### Aim
Transcribe the records below in full; pictures stay out of the copy.

● ● ● ● ●

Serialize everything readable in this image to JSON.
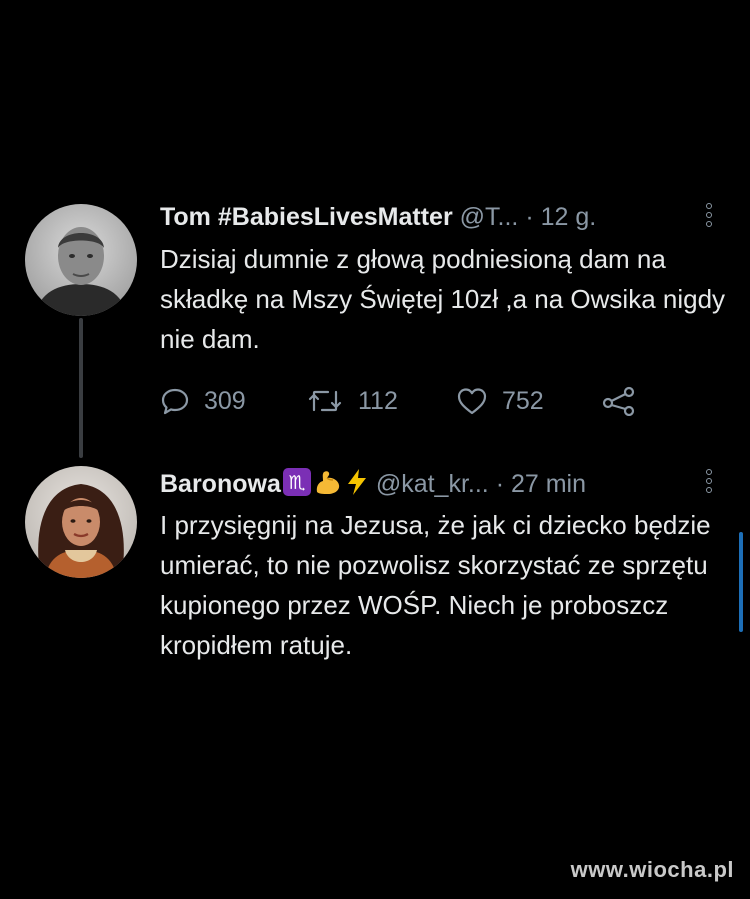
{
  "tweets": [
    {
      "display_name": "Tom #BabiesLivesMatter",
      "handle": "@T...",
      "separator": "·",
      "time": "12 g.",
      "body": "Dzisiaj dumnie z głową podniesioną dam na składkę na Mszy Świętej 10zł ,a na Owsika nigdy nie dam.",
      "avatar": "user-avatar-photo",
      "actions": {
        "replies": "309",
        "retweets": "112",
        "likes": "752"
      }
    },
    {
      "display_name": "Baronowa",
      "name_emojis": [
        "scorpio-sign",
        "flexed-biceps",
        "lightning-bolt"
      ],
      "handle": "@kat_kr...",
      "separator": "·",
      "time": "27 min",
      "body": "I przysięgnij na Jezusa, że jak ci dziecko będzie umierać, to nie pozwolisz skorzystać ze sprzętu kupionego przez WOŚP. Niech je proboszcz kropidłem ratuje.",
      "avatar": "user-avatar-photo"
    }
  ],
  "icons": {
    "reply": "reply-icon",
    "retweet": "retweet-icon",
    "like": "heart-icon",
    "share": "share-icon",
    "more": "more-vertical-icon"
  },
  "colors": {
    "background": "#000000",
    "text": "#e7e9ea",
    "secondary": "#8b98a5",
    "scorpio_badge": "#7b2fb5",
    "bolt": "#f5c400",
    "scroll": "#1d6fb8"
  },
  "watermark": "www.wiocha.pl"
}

● ● ● ● ●

### Answer below
Serialize everything readable in this image to JSON.
{
  "tweets": [
    {
      "display_name": "Tom #BabiesLivesMatter",
      "handle": "@T...",
      "separator": "·",
      "time": "12 g.",
      "body": "Dzisiaj dumnie z głową podniesioną dam na składkę na Mszy Świętej 10zł ,a na Owsika nigdy nie dam.",
      "avatar": "user-avatar-photo",
      "actions": {
        "replies": "309",
        "retweets": "112",
        "likes": "752"
      }
    },
    {
      "display_name": "Baronowa",
      "name_emojis": [
        "scorpio-sign",
        "flexed-biceps",
        "lightning-bolt"
      ],
      "handle": "@kat_kr...",
      "separator": "·",
      "time": "27 min",
      "body": "I przysięgnij na Jezusa, że jak ci dziecko będzie umierać, to nie pozwolisz skorzystać ze sprzętu kupionego przez WOŚP. Niech je proboszcz kropidłem ratuje.",
      "avatar": "user-avatar-photo"
    }
  ],
  "icons": {
    "reply": "reply-icon",
    "retweet": "retweet-icon",
    "like": "heart-icon",
    "share": "share-icon",
    "more": "more-vertical-icon"
  },
  "colors": {
    "background": "#000000",
    "text": "#e7e9ea",
    "secondary": "#8b98a5",
    "scorpio_badge": "#7b2fb5",
    "bolt": "#f5c400",
    "scroll": "#1d6fb8"
  },
  "watermark": "www.wiocha.pl"
}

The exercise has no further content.